(Records from a collection)
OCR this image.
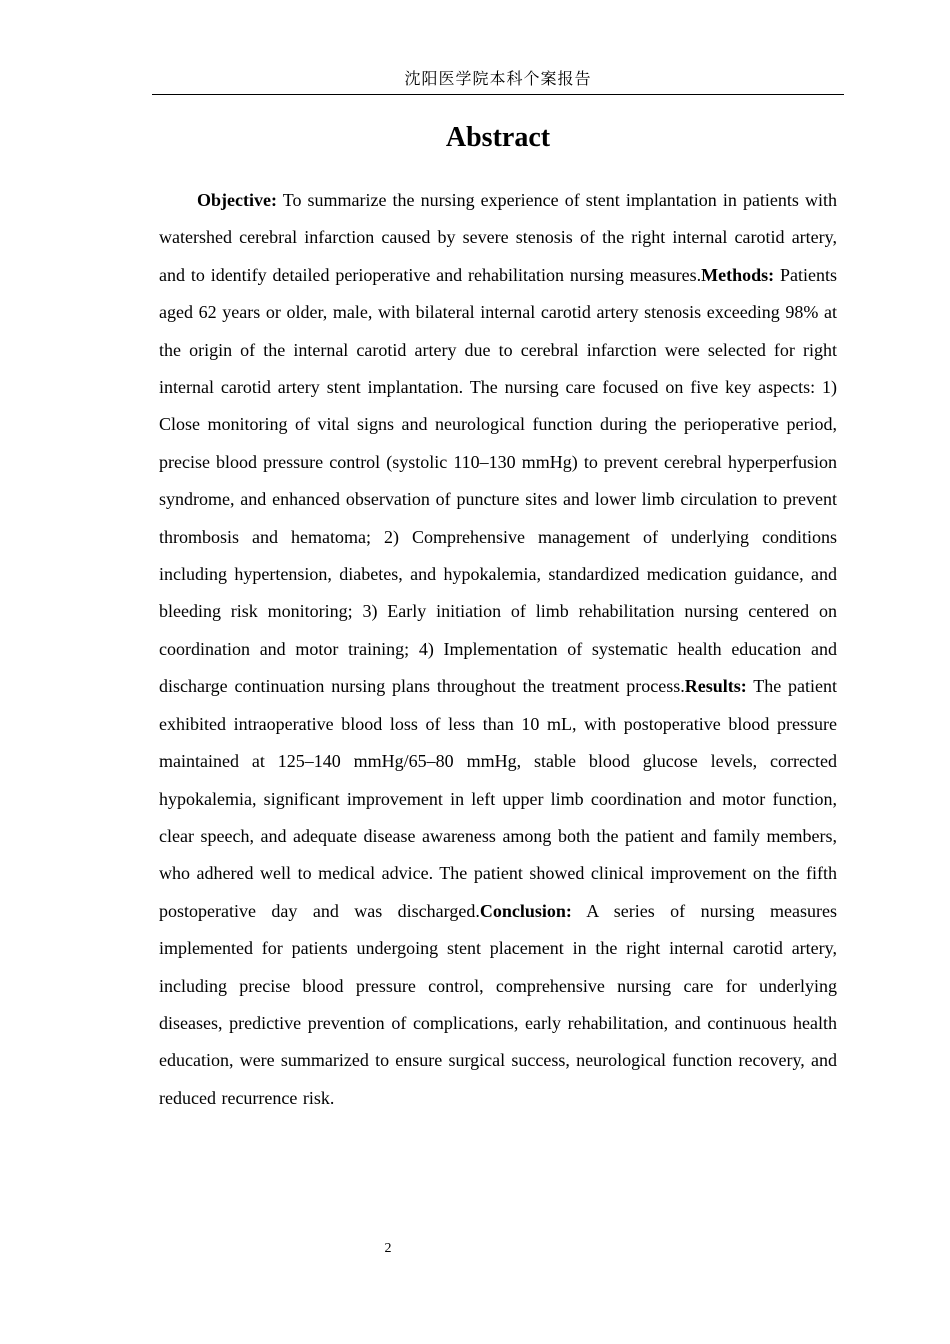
沈阳医学院本科个案报告
Abstract

Objective: To summarize the nursing experience of stent implantation in patients with watershed cerebral infarction caused by severe stenosis of the right internal carotid artery, and to identify detailed perioperative and rehabilitation nursing measures.Methods: Patients aged 62 years or older, male, with bilateral internal carotid artery stenosis exceeding 98% at the origin of the internal carotid artery due to cerebral infarction were selected for right internal carotid artery stent implantation. The nursing care focused on five key aspects: 1) Close monitoring of vital signs and neurological function during the perioperative period, precise blood pressure control (systolic 110–130 mmHg) to prevent cerebral hyperperfusion syndrome, and enhanced observation of puncture sites and lower limb circulation to prevent thrombosis and hematoma; 2) Comprehensive management of underlying conditions including hypertension, diabetes, and hypokalemia, standardized medication guidance, and bleeding risk monitoring; 3) Early initiation of limb rehabilitation nursing centered on coordination and motor training; 4) Implementation of systematic health education and discharge continuation nursing plans throughout the treatment process.Results: The patient exhibited intraoperative blood loss of less than 10 mL, with postoperative blood pressure maintained at 125–140 mmHg/65–80 mmHg, stable blood glucose levels, corrected hypokalemia, significant improvement in left upper limb coordination and motor function, clear speech, and adequate disease awareness among both the patient and family members, who adhered well to medical advice. The patient showed clinical improvement on the fifth postoperative day and was discharged.Conclusion: A series of nursing measures implemented for patients undergoing stent placement in the right internal carotid artery, including precise blood pressure control, comprehensive nursing care for underlying diseases, predictive prevention of complications, early rehabilitation, and continuous health education, were summarized to ensure surgical success, neurological function recovery, and reduced recurrence risk.

2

Work item: Give the data again exactly as written, with no pictures included.

Written response:
OCR this image.
沈阳医学院本科个案报告
Abstract

Objective: To summarize the nursing experience of stent implantation in patients with watershed cerebral infarction caused by severe stenosis of the right internal carotid artery, and to identify detailed perioperative and rehabilitation nursing measures.Methods: Patients aged 62 years or older, male, with bilateral internal carotid artery stenosis exceeding 98% at the origin of the internal carotid artery due to cerebral infarction were selected for right internal carotid artery stent implantation. The nursing care focused on five key aspects: 1) Close monitoring of vital signs and neurological function during the perioperative period, precise blood pressure control (systolic 110–130 mmHg) to prevent cerebral hyperperfusion syndrome, and enhanced observation of puncture sites and lower limb circulation to prevent thrombosis and hematoma; 2) Comprehensive management of underlying conditions including hypertension, diabetes, and hypokalemia, standardized medication guidance, and bleeding risk monitoring; 3) Early initiation of limb rehabilitation nursing centered on coordination and motor training; 4) Implementation of systematic health education and discharge continuation nursing plans throughout the treatment process.Results: The patient exhibited intraoperative blood loss of less than 10 mL, with postoperative blood pressure maintained at 125–140 mmHg/65–80 mmHg, stable blood glucose levels, corrected hypokalemia, significant improvement in left upper limb coordination and motor function, clear speech, and adequate disease awareness among both the patient and family members, who adhered well to medical advice. The patient showed clinical improvement on the fifth postoperative day and was discharged.Conclusion: A series of nursing measures implemented for patients undergoing stent placement in the right internal carotid artery, including precise blood pressure control, comprehensive nursing care for underlying diseases, predictive prevention of complications, early rehabilitation, and continuous health education, were summarized to ensure surgical success, neurological function recovery, and reduced recurrence risk.

2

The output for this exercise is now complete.